* Begin Task inputs *

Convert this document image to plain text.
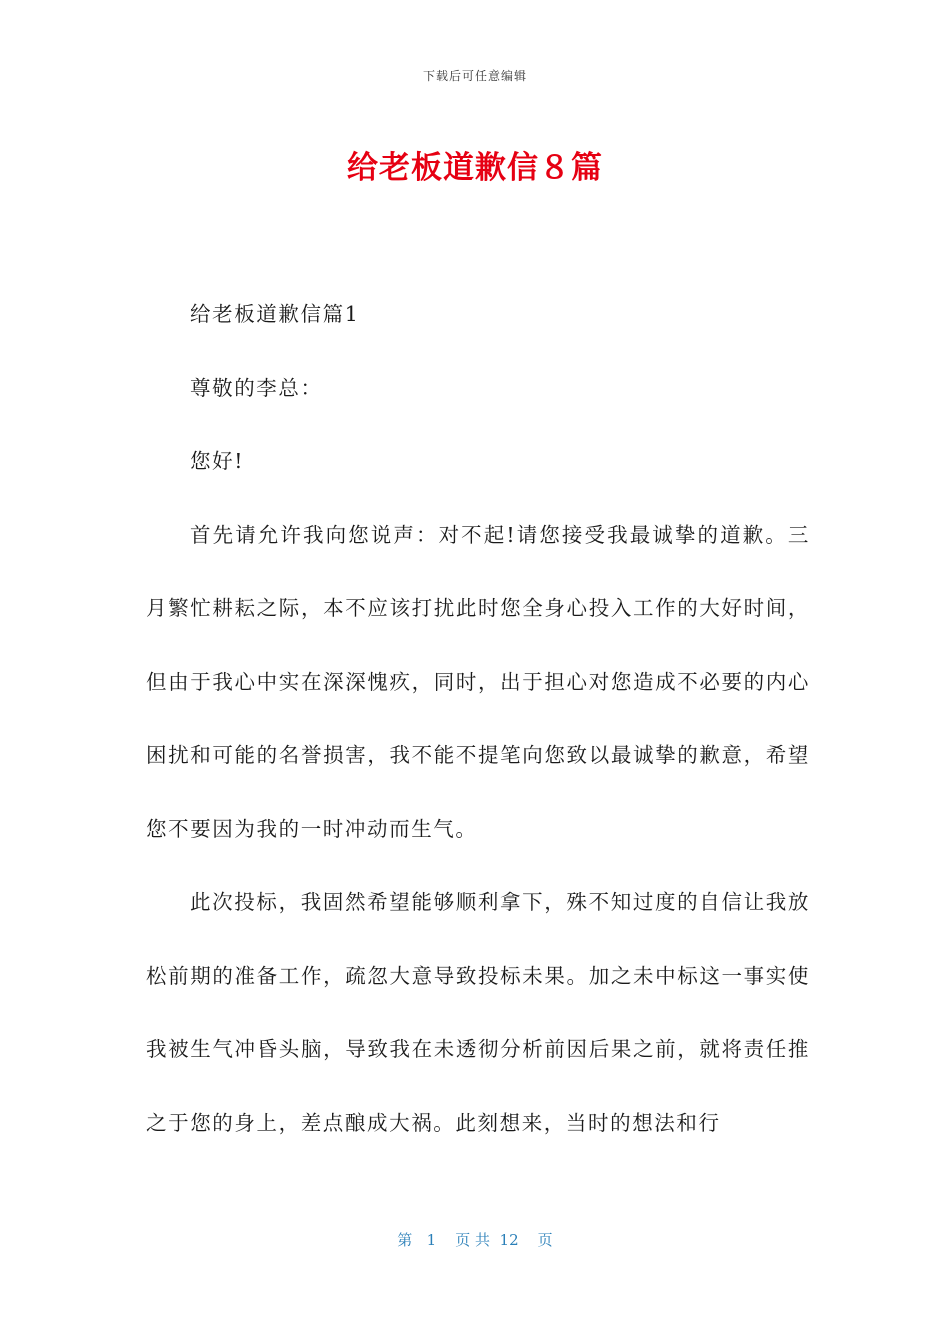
下载后可任意编辑
给老板道歉信８篇

给老板道歉信篇1

尊敬的李总：

您好!

首先请允许我向您说声：对不起!请您接受我最诚挚的道歉。三月繁忙耕耘之际，本不应该打扰此时您全身心投入工作的大好时间，但由于我心中实在深深愧疚，同时，出于担心对您造成不必要的内心困扰和可能的名誉损害，我不能不提笔向您致以最诚挚的歉意，希望您不要因为我的一时冲动而生气。

此次投标，我固然希望能够顺利拿下，殊不知过度的自信让我放松前期的准备工作，疏忽大意导致投标未果。加之未中标这一事实使我被生气冲昏头脑，导致我在未透彻分析前因后果之前，就将责任推之于您的身上，差点酿成大祸。此刻想来，当时的想法和行

第   1    页 共  12    页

* End Task inputs *

- Challenge: Quote every line of the records above exactly; no picture is to be copied.

- Task answer:
Convert this document image to plain text.
下载后可任意编辑
给老板道歉信８篇

给老板道歉信篇1

尊敬的李总：

您好!

首先请允许我向您说声：对不起!请您接受我最诚挚的道歉。三月繁忙耕耘之际，本不应该打扰此时您全身心投入工作的大好时间，但由于我心中实在深深愧疚，同时，出于担心对您造成不必要的内心困扰和可能的名誉损害，我不能不提笔向您致以最诚挚的歉意，希望您不要因为我的一时冲动而生气。

此次投标，我固然希望能够顺利拿下，殊不知过度的自信让我放松前期的准备工作，疏忽大意导致投标未果。加之未中标这一事实使我被生气冲昏头脑，导致我在未透彻分析前因后果之前，就将责任推之于您的身上，差点酿成大祸。此刻想来，当时的想法和行

第   1    页 共  12    页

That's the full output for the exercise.